▶ What to do:
Lines in the listing below that hold "memory" are the ones to copy.

▶ The records:
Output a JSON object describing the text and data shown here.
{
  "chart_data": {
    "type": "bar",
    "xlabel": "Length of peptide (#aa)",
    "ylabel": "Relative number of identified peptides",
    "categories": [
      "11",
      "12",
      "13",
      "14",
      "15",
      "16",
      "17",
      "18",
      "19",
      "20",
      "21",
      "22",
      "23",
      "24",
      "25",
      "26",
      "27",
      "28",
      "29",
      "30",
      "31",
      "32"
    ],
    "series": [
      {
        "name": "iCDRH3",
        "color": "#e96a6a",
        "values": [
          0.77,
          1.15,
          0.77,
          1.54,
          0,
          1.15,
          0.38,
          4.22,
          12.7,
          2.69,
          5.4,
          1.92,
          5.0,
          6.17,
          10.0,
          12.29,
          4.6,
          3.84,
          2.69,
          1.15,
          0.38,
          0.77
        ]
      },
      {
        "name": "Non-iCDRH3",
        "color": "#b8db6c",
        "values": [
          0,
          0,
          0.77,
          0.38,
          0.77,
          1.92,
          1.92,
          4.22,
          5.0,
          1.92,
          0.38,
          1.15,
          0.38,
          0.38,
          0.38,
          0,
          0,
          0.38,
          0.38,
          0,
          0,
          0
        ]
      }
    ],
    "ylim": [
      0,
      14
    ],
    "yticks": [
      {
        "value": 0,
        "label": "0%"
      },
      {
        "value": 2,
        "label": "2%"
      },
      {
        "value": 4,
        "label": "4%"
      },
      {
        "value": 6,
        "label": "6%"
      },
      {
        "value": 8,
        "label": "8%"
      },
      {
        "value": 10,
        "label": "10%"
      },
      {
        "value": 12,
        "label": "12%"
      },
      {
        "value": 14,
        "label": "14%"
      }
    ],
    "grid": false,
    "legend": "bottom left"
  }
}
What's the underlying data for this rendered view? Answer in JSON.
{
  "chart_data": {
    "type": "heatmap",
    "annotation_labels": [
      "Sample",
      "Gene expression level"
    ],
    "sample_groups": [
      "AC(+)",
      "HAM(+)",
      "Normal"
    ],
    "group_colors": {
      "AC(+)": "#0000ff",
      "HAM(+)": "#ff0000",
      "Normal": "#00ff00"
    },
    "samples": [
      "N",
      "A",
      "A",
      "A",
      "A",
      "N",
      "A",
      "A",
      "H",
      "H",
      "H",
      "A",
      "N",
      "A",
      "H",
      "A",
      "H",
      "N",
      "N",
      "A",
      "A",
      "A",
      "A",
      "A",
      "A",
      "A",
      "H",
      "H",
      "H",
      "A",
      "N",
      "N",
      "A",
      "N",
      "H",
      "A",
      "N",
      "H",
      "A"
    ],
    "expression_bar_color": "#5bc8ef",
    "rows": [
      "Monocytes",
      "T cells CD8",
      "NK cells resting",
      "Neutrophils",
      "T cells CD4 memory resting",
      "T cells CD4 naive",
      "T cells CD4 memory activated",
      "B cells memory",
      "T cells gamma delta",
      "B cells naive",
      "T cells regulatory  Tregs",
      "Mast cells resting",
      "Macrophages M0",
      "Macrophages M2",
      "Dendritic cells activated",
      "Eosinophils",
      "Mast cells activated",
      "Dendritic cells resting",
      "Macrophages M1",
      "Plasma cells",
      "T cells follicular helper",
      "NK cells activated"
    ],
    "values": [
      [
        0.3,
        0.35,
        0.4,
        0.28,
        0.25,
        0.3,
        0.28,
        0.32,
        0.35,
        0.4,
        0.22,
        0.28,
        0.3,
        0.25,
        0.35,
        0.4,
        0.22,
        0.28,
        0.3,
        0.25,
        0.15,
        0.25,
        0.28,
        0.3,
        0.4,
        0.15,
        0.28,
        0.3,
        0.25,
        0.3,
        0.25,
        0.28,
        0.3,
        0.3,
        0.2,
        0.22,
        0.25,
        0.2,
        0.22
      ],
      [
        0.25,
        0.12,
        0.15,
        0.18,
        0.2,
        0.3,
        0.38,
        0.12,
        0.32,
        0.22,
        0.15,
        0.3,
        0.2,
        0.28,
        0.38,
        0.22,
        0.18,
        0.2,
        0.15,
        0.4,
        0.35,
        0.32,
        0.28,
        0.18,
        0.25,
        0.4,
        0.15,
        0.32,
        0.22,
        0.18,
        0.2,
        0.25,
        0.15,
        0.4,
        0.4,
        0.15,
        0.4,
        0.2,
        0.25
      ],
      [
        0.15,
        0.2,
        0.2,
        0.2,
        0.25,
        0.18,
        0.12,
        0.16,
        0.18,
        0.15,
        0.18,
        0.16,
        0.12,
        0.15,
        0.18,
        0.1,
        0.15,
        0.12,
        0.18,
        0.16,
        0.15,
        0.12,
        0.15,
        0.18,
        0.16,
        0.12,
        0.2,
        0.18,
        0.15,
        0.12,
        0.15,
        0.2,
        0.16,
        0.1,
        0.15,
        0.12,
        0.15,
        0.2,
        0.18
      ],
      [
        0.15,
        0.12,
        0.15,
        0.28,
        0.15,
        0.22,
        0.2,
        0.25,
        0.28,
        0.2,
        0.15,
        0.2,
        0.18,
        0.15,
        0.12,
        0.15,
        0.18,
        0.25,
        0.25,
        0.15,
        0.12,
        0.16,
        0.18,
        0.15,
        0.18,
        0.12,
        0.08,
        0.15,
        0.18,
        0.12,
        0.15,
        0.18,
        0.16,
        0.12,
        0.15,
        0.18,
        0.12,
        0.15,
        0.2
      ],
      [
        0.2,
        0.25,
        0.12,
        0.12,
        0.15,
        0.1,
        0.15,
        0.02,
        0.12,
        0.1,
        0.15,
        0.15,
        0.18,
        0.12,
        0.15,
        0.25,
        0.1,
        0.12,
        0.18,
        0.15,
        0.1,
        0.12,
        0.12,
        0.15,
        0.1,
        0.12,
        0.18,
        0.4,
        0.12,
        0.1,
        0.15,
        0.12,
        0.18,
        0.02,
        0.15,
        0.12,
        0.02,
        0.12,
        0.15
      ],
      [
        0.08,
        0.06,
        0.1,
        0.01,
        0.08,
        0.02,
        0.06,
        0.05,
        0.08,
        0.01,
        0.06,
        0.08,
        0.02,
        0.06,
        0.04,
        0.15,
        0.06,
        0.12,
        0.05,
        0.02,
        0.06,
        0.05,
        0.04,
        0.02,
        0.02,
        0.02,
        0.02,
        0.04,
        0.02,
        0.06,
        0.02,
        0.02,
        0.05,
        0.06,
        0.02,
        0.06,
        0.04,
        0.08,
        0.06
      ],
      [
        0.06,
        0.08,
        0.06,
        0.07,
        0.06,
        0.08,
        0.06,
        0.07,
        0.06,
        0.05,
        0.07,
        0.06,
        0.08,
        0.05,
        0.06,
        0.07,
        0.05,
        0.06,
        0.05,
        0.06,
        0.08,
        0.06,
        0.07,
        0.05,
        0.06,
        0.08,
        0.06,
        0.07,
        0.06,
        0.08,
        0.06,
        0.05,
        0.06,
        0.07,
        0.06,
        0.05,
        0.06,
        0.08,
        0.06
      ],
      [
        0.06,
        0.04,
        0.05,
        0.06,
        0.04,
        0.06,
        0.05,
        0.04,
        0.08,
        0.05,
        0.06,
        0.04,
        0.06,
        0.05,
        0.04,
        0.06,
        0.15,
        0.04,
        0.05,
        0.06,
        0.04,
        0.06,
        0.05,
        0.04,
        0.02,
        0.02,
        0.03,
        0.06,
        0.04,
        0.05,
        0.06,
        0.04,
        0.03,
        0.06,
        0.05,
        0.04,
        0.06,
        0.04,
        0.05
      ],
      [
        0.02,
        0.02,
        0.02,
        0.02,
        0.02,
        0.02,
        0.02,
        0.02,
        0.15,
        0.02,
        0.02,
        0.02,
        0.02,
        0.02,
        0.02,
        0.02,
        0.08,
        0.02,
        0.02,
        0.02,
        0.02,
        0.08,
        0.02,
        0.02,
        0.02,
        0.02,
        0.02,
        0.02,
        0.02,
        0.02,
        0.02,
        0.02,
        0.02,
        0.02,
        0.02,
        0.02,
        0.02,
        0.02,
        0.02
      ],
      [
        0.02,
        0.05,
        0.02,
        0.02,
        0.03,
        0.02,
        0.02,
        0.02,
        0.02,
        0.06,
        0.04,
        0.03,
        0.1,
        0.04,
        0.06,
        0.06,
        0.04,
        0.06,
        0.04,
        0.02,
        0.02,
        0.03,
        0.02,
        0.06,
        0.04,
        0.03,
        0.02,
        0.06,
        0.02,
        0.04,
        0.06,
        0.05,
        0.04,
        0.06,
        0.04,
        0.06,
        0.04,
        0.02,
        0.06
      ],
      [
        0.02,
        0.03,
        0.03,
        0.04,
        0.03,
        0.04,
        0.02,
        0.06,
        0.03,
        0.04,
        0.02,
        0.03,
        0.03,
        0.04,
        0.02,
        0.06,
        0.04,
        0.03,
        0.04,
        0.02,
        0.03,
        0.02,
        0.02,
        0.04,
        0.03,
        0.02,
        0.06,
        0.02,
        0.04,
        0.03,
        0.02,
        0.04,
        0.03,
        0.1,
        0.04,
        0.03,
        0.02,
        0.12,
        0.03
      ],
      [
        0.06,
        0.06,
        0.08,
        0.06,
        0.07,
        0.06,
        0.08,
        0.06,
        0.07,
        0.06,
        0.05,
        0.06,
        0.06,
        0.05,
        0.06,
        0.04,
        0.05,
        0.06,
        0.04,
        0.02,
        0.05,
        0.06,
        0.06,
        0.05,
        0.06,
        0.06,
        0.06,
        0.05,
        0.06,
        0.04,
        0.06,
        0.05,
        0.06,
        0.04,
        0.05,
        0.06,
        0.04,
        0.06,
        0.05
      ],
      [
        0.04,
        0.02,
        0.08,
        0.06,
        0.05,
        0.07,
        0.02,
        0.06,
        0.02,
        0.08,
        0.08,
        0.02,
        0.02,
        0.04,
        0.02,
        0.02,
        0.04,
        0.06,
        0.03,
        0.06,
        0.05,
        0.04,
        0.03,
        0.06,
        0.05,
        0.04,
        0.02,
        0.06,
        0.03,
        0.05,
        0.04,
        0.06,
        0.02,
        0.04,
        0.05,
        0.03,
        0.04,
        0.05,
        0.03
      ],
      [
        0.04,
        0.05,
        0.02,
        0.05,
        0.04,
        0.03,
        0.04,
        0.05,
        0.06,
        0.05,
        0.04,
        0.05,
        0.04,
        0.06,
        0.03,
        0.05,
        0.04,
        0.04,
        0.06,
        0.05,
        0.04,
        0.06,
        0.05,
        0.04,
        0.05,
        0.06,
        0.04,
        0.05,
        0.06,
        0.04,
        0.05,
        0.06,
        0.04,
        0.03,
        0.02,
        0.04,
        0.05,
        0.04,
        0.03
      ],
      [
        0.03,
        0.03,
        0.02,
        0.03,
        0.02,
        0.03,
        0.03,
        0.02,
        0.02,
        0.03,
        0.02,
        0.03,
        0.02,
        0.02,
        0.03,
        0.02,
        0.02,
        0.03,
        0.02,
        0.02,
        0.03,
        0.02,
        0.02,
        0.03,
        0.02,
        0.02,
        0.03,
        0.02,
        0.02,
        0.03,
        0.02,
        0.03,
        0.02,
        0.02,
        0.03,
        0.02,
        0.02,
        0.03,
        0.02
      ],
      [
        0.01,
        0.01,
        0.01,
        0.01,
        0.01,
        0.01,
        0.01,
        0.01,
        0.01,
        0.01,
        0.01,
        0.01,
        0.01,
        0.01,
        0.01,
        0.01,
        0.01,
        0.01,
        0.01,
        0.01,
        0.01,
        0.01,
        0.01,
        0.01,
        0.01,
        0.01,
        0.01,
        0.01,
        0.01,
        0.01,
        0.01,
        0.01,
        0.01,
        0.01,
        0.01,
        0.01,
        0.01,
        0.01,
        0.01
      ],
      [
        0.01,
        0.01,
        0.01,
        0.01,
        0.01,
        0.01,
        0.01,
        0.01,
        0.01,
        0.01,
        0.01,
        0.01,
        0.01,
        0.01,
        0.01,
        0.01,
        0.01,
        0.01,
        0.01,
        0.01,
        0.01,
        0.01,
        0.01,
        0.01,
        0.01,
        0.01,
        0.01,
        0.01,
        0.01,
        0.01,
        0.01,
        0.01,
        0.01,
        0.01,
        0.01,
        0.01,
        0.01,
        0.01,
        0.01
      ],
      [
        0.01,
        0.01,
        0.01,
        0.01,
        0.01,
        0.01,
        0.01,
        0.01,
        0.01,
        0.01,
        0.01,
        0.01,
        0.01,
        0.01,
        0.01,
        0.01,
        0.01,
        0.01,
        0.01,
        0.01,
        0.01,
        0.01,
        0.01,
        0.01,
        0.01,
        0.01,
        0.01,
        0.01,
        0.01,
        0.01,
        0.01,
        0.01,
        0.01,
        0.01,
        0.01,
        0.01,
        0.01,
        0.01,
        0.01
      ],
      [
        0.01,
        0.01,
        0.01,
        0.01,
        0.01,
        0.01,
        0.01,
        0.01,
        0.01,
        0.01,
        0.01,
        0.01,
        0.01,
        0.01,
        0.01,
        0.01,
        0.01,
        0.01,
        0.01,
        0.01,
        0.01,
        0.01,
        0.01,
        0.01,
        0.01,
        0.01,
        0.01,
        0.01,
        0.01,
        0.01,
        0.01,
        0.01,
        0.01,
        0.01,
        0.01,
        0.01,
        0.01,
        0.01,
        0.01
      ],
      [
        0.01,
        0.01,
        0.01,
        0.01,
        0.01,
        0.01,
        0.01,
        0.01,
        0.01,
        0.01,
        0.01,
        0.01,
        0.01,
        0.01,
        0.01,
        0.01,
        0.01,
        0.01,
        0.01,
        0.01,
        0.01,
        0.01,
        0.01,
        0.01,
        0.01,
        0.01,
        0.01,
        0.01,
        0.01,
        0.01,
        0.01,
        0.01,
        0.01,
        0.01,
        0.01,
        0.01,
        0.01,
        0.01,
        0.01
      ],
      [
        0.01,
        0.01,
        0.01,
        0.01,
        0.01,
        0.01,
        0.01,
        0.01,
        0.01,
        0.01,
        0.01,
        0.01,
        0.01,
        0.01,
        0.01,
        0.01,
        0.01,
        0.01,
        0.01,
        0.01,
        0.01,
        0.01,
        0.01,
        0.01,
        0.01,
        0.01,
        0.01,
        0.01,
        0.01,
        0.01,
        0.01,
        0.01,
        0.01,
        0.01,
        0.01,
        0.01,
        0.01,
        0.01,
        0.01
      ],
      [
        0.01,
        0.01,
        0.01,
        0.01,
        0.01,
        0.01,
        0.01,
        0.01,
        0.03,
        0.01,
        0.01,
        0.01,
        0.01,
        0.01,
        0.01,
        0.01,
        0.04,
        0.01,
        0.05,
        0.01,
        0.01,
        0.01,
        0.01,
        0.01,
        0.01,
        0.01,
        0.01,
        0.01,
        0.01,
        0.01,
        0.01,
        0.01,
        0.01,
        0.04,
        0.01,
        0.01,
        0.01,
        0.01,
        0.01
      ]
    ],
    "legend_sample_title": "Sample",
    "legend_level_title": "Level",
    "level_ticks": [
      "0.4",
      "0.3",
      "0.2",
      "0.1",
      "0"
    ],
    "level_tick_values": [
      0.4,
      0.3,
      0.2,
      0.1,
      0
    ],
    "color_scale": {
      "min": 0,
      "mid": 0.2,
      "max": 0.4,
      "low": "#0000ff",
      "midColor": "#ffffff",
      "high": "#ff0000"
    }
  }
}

▶ Exercise output:
      "T cells CD4 memory resting",
      "T cells CD4 memory activated",
      "B cells memory",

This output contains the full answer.